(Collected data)
## Begin

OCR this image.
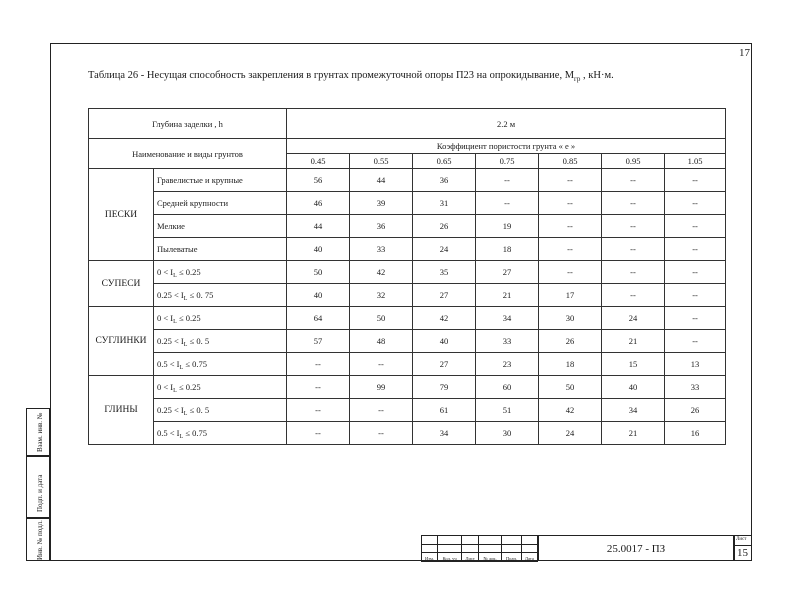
17
Таблица 26 - Несущая способность закрепления в грунтах промежуточной опоры П23 на опрокидывание, $М_{гр}$ , кН·м.
Глубина заделки , h		2.2 м						
Наименование и виды грунтов		Коэффициент пористости грунта « е »						
		0.45	0.55	0.65	0.75	0.85	0.95	1.05
ПЕСКИ	Гравелистые и крупные	56	44	36	--	--	--	--
	Средней крупности	46	39	31	--	--	--	--
	Мелкие	44	36	26	19	--	--	--
	Пылеватые	40	33	24	18	--	--	--
СУПЕСИ	$0 < I_L \le 0.25$	50	42	35	27	--	--	--
	$0.25 < I_L \le 0$. 75	40	32	27	21	17	--	--
СУГЛИНКИ	$0 < I_L \le 0.25$	64	50	42	34	30	24	--
	$0.25 < I_L \le 0$. 5	57	48	40	33	26	21	--
	$0.5 < I_L \le 0.75$	--	--	27	23	18	15	13
ГЛИНЫ	$0 < I_L \le 0.25$	--	99	79	60	50	40	33
	$0.25 < I_L \le 0$. 5	--	--	61	51	42	34	26
	$0.5 < I_L \le 0.75$	--	--	34	30	24	21	16
Взам. инв. №
Подп. и дата
Инв. № подл.

						Изм.	Кол. уч	Лист	№ док.	Подп.	Дата
25.0017 - ПЗ
Лист
15
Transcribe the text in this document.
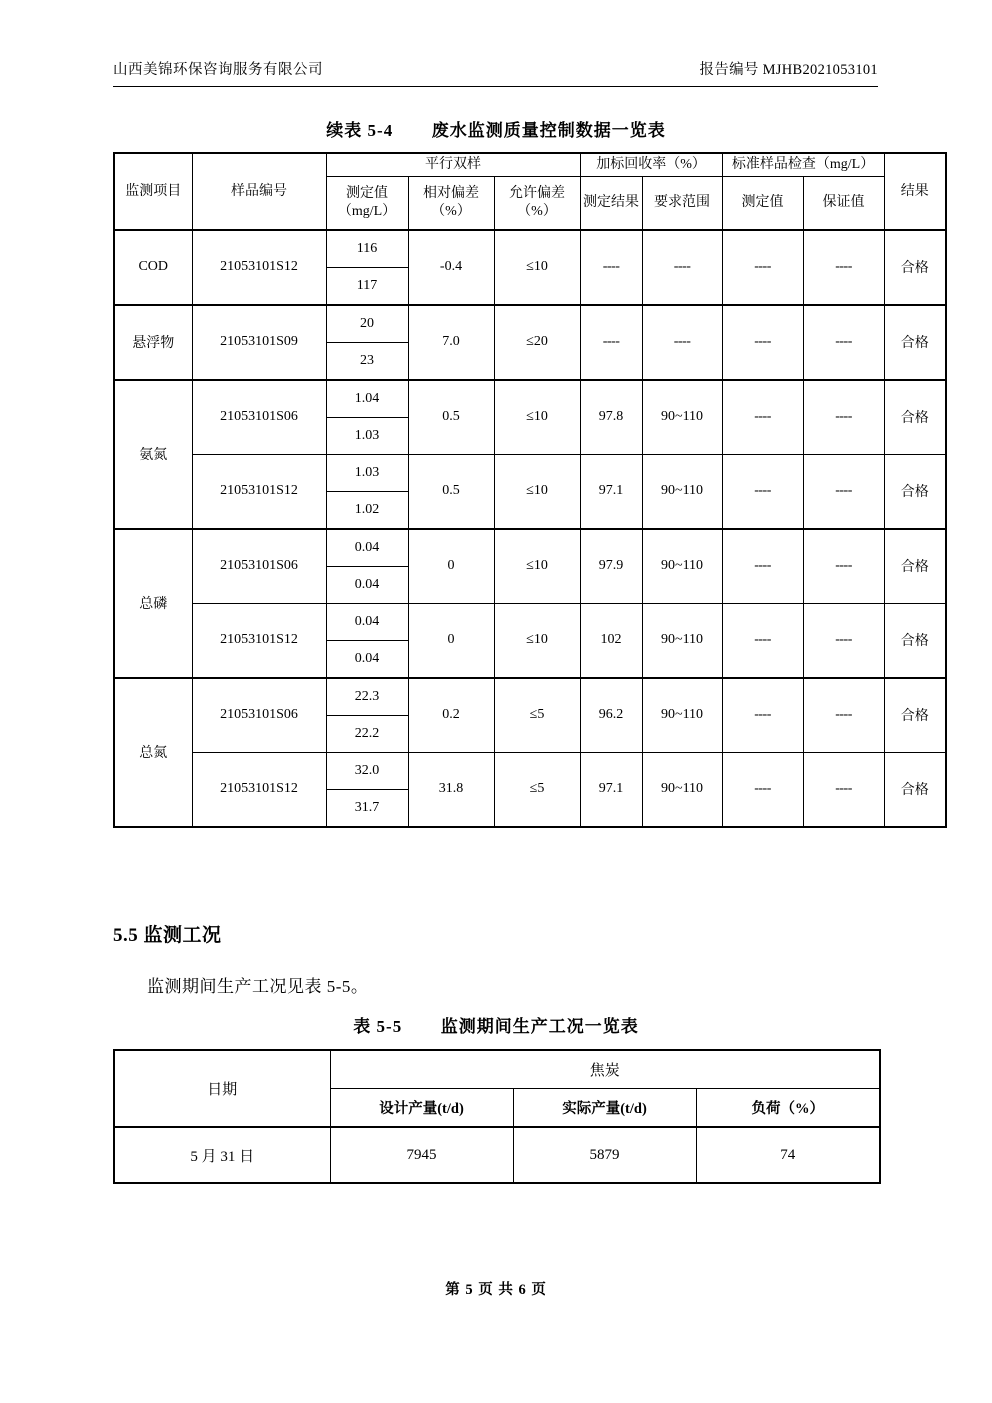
山西美锦环保咨询服务有限公司	报告编号 MJHB2021053101
续表 5-4 废水监测质量控制数据一览表
监测项目	样品编号	平行双样			加标回收率（%）		标准样品检查（mg/L）		结果
		测定值（mg/L）	相对偏差（%）	允许偏差（%）	测定结果	要求范围	测定值	保证值	
COD	21053101S12	116	-0.4	≤10	----	----	----	----	合格
		117							
悬浮物	21053101S09	20	7.0	≤20	----	----	----	----	合格
		23							
氨氮	21053101S06	1.04	0.5	≤10	97.8	90~110	----	----	合格
		1.03							
	21053101S12	1.03	0.5	≤10	97.1	90~110	----	----	合格
		1.02							
总磷	21053101S06	0.04	0	≤10	97.9	90~110	----	----	合格
		0.04							
	21053101S12	0.04	0	≤10	102	90~110	----	----	合格
		0.04							
总氮	21053101S06	22.3	0.2	≤5	96.2	90~110	----	----	合格
		22.2							
	21053101S12	32.0	31.8	≤5	97.1	90~110	----	----	合格
		31.7							
5.5 监测工况
监测期间生产工况见表 5-5。
表 5-5 监测期间生产工况一览表
日期	焦炭		
	设计产量(t/d)	实际产量(t/d)	负荷（%）
5 月 31 日	7945	5879	74
第 5 页 共 6 页
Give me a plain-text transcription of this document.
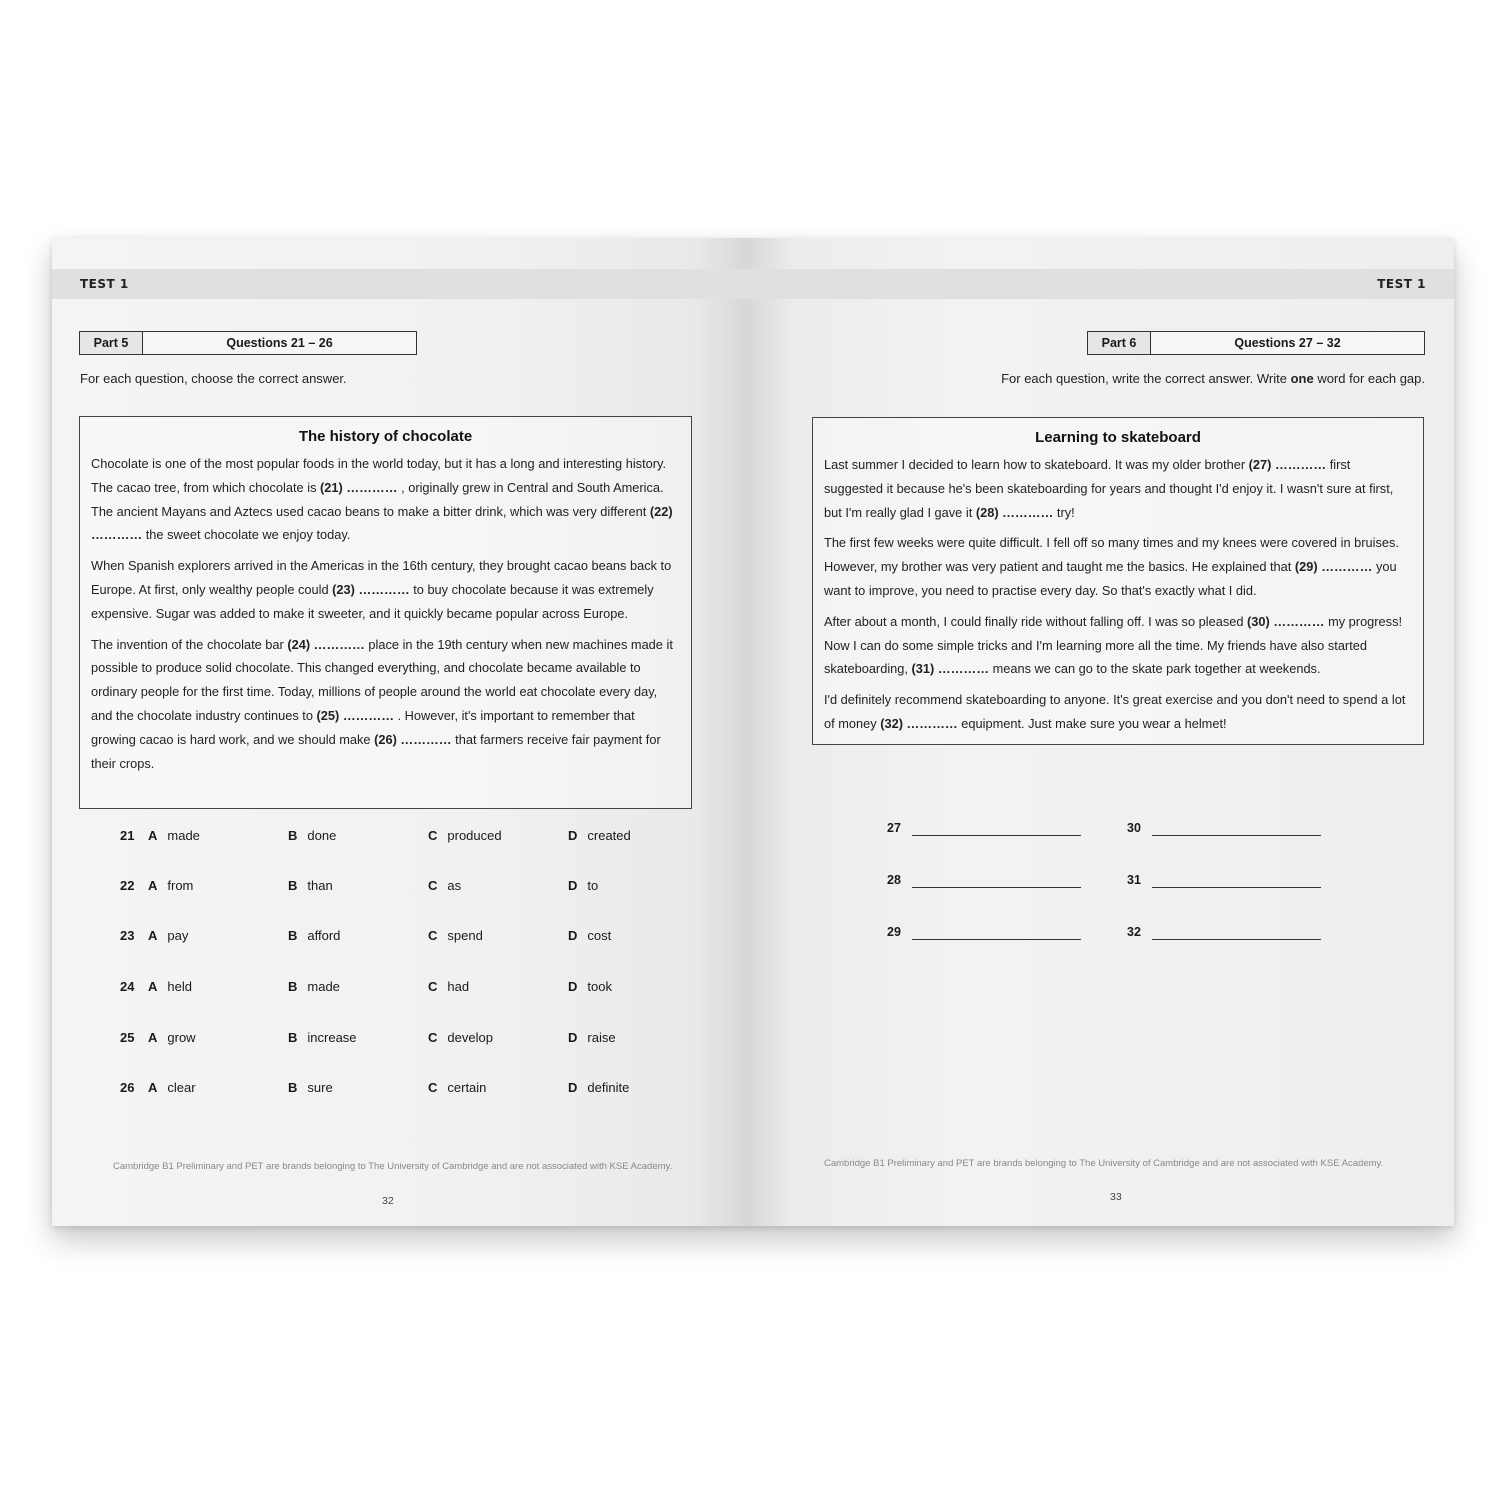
TEST 1
Part 5	Questions 21 – 26
For each question, choose the correct answer.
The history of chocolate

Chocolate is one of the most popular foods in the world today, but it has a long and interesting history. The cacao tree, from which chocolate is (21) ………… , originally grew in Central and South America. The ancient Mayans and Aztecs used cacao beans to make a bitter drink, which was very different (22) ………… the sweet chocolate we enjoy today.

When Spanish explorers arrived in the Americas in the 16th century, they brought cacao beans back to Europe. At first, only wealthy people could (23) ………… to buy chocolate because it was extremely expensive. Sugar was added to make it sweeter, and it quickly became popular across Europe.

The invention of the chocolate bar (24) ………… place in the 19th century when new machines made it possible to produce solid chocolate. This changed everything, and chocolate became available to ordinary people for the first time. Today, millions of people around the world eat chocolate every day, and the chocolate industry continues to (25) ………… . However, it's important to remember that growing cacao is hard work, and we should make (26) ………… that farmers receive fair payment for their crops.

21 A made	B done	C produced	D created
22 A from	B than	C as	D to
23 A pay	B afford	C spend	D cost
24 A held	B made	C had	D took
25 A grow	B increase	C develop	D raise
26 A clear	B sure	C certain	D definite
Cambridge B1 Preliminary and PET are brands belonging to The University of Cambridge and are not associated with KSE Academy.
32
TEST 1
Part 6	Questions 27 – 32
For each question, write the correct answer. Write one word for each gap.
Learning to skateboard

Last summer I decided to learn how to skateboard. It was my older brother (27) ………… first suggested it because he's been skateboarding for years and thought I'd enjoy it. I wasn't sure at first, but I'm really glad I gave it (28) ………… try!

The first few weeks were quite difficult. I fell off so many times and my knees were covered in bruises. However, my brother was very patient and taught me the basics. He explained that (29) ………… you want to improve, you need to practise every day. So that's exactly what I did.

After about a month, I could finally ride without falling off. I was so pleased (30) ………… my progress! Now I can do some simple tricks and I'm learning more all the time. My friends have also started skateboarding, (31) ………… means we can go to the skate park together at weekends.

I'd definitely recommend skateboarding to anyone. It's great exercise and you don't need to spend a lot of money (32) ………… equipment. Just make sure you wear a helmet!

27
28
29
30
31
32
Cambridge B1 Preliminary and PET are brands belonging to The University of Cambridge and are not associated with KSE Academy.
33
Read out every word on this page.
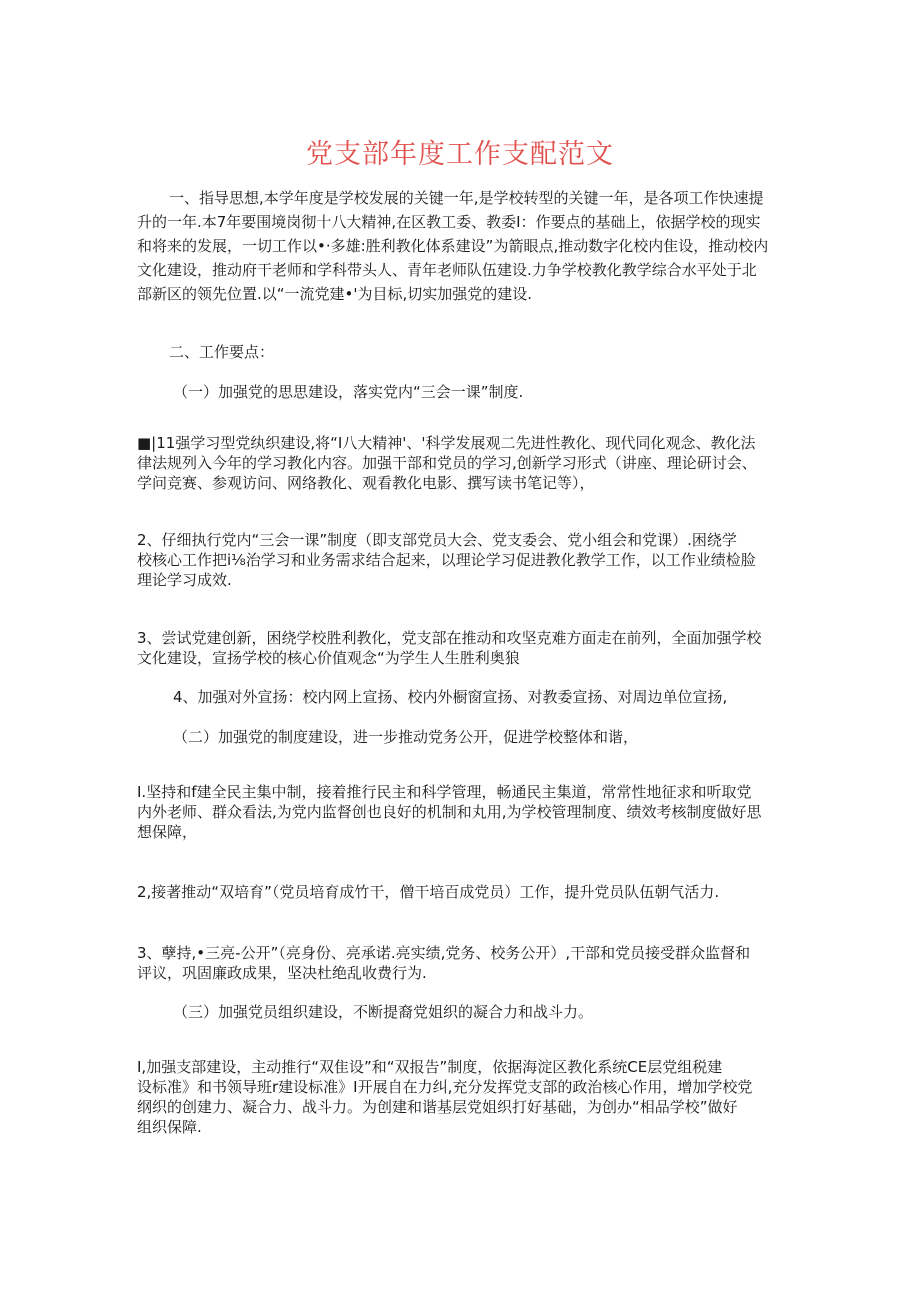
党支部年度工作支配范文
一、指导思想,本学年度是学校发展的关键一年,是学校转型的关键一年，是各项工作快速提
升的一年.本7年要围境岗彻十八大精神,在区教工委、教委I：作要点的基础上，依据学校的现实
和将来的发展，一切工作以•·多雄:胜利教化体系建设”为箭眼点,推动数字化校内隹设，推动校内
文化建设，推动府干老师和学科带头人、青年老师队伍建设.力争学校教化教学综合水平处于北
部新区的领先位置.以“一流党建•'为目标,切实加强党的建设.
二、工作要点：
（一）加强党的思思建设，落实党内“三会一课”制度.
■|11强学习型党纨织建设,将“I八大精神'、'科学发展观二先进性教化、现代同化观念、教化法
律法规列入今年的学习教化内容。加强干部和党员的学习,创新学习形式（讲座、理论研讨会、
学问竞赛、参观访问、网络教化、观看教化电影、撰写读书笔记等），
2、仔细执行党内“三会一课”制度（即支部党员大会、党支委会、党小组会和党课）.困绕学
校核心工作把i⅛治学习和业务需求结合起来，以理论学习促进教化教学工作，以工作业绩检脸
理论学习成效.
3、尝试党建创新，困绕学校胜利教化，党支部在推动和攻坚克难方面走在前列，全面加强学校
文化建设，宣扬学校的核心价值观念“为学生人生胜利奥狼
4、加强对外宣扬：校内网上宣扬、校内外橱窗宣扬、对教委宣扬、对周边单位宣扬,
（二）加强党的制度建设，进一步推动党务公开，促进学校整体和谐，
I.坚持和f建全民主集中制，接着推行民主和科学管理，畅通民主集道，常常性地征求和听取党
内外老师、群众看法,为党内监督创也良好的机制和丸用,为学校管理制度、绩效考核制度做好思
想保障，
2,接著推动“双培育”（党员培育成竹干，僧干培百成党员）工作，提升党员队伍朝气活力.
3、孽持,•三亮-公开”（亮身份、亮承诺.亮实绩,党务、校务公开）,干部和党员接受群众监督和
评议，巩固廉政成果，坚决杜绝乱收费行为.
（三）加强党员组织建设，不断提裔党姐织的凝合力和战斗力。
I,加强支部建设，主动推行“双隹设”和“双报告”制度，依据海淀区教化系统CE层党组税建
设标准》和书领导班r建设标准》I开展自在力纠,充分发挥党支部的政治核心作用，增加学校党
纲织的创建力、凝合力、战斗力。为创建和谐基层党姐织打好基础，为创办“相品学校”做好
组织保障.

## End

Where a line above contains the string "document", copy that line.

- EXERCISE OUTPUT:
Transcribe the text in this document.
Give me a plain-text transcription of this document.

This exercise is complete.